── Material to process

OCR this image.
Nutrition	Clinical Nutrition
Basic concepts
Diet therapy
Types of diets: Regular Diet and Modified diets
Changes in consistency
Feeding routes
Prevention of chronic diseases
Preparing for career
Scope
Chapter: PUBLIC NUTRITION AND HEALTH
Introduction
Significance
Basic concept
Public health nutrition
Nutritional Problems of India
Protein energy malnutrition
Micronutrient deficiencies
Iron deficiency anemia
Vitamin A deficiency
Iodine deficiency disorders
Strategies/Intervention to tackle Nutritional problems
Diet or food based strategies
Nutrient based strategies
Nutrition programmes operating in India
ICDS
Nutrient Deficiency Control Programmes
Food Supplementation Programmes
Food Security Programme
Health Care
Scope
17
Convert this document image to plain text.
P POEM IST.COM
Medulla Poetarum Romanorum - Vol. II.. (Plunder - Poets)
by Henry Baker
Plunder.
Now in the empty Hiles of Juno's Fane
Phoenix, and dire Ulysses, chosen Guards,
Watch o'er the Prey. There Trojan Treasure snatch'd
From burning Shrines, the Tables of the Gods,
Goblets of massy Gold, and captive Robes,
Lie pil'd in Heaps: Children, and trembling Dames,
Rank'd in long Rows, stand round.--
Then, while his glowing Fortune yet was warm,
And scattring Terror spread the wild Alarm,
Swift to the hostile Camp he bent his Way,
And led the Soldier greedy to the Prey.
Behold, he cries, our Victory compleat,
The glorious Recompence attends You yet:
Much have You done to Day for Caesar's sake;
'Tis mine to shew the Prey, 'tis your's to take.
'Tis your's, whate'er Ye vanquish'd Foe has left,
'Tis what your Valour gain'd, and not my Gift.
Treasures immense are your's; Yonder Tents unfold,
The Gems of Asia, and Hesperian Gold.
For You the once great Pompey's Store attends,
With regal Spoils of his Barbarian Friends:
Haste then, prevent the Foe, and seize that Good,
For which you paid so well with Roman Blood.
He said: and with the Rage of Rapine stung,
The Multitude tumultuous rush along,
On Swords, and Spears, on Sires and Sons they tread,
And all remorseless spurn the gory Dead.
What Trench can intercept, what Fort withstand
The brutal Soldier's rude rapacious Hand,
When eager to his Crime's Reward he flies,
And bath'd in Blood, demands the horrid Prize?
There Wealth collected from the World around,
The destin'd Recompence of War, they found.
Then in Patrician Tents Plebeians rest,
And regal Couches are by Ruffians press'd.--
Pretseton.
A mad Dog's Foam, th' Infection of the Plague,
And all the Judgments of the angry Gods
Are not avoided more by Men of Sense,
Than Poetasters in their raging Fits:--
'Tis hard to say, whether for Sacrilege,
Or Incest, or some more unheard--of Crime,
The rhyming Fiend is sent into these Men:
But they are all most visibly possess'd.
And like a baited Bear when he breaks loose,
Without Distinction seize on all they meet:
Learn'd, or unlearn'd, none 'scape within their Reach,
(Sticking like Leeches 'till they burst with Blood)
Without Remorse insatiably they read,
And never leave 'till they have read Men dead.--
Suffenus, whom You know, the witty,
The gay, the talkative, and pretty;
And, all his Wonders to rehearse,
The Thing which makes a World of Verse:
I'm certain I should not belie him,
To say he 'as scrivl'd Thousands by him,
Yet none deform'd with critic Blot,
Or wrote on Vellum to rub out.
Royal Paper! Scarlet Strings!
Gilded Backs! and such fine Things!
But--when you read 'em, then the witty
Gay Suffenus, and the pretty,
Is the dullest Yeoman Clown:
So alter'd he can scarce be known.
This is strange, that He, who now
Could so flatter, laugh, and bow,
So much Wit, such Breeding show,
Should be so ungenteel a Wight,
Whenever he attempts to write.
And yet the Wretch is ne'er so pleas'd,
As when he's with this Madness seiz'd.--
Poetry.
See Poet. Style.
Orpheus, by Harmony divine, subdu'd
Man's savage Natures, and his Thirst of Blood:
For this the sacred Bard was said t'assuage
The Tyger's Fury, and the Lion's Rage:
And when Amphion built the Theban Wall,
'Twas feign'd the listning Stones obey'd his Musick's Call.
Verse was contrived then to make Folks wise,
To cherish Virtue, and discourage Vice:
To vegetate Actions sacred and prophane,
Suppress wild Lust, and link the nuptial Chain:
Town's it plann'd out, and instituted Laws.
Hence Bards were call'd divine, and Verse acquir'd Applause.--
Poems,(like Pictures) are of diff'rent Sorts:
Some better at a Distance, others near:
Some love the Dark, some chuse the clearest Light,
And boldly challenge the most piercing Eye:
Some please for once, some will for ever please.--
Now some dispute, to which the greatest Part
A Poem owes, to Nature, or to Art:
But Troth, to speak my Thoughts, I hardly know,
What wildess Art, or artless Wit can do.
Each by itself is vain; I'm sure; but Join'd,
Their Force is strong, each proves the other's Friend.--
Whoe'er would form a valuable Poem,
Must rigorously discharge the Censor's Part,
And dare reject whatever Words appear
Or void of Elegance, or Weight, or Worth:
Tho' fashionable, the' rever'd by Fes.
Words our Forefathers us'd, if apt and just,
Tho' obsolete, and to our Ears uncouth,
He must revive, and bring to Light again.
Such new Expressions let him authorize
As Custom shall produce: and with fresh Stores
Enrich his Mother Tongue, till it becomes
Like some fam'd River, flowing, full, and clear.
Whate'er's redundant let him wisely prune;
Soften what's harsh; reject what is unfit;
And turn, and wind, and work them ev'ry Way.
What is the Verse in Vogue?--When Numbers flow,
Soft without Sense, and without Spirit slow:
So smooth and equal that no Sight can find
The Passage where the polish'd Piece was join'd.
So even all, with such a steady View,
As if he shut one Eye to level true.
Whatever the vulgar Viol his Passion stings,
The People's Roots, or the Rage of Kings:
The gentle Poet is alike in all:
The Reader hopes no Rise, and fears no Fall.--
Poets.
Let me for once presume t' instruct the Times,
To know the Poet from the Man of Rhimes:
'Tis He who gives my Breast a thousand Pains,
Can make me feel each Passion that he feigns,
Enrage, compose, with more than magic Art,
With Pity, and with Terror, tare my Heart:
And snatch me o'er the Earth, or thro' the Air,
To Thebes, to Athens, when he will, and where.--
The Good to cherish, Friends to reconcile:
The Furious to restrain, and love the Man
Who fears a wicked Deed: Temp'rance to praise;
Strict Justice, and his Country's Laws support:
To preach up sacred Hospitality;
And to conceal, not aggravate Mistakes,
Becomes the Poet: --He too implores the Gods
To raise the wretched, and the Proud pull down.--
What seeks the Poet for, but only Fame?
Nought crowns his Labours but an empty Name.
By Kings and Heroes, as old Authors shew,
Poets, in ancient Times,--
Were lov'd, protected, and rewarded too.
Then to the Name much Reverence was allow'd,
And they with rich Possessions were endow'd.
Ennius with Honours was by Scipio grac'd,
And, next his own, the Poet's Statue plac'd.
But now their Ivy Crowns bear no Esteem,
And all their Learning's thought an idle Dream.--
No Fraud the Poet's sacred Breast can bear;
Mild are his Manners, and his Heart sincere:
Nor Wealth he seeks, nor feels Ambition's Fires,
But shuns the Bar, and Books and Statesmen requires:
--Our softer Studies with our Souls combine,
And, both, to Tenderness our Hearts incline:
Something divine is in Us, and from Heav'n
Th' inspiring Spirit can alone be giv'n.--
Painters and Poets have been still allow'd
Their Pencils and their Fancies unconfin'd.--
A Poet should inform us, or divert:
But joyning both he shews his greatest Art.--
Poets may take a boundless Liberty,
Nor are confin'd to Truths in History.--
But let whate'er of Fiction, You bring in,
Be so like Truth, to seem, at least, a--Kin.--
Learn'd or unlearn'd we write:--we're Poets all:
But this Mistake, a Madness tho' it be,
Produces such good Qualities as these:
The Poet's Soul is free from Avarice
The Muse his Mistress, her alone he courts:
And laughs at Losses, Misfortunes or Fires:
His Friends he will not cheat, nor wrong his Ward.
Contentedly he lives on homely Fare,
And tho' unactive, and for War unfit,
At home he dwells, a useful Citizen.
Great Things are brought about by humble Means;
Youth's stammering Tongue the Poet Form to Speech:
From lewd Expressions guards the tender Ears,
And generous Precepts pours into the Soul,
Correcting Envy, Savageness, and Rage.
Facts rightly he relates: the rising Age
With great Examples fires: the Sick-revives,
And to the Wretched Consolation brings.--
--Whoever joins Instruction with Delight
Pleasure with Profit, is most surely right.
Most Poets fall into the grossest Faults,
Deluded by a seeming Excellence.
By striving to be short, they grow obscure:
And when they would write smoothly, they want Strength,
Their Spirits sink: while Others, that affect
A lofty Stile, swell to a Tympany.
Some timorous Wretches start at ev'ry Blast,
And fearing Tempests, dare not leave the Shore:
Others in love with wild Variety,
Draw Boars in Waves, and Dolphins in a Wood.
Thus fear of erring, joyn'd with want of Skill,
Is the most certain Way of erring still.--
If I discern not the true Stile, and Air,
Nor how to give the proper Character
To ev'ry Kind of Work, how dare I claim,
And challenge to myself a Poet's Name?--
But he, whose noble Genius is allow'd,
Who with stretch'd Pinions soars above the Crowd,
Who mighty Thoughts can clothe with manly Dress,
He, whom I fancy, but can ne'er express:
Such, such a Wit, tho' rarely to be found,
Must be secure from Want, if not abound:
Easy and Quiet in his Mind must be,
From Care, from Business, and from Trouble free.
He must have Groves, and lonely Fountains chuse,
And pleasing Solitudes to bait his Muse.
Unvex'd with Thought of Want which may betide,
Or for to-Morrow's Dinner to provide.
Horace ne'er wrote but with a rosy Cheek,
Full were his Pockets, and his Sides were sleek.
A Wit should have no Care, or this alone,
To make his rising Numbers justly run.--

────

Task prompt >> Copy out, from the listing above, every line that contains the string "India".

Your solution >>
Nutritional Problems of India
Nutrition programmes operating in India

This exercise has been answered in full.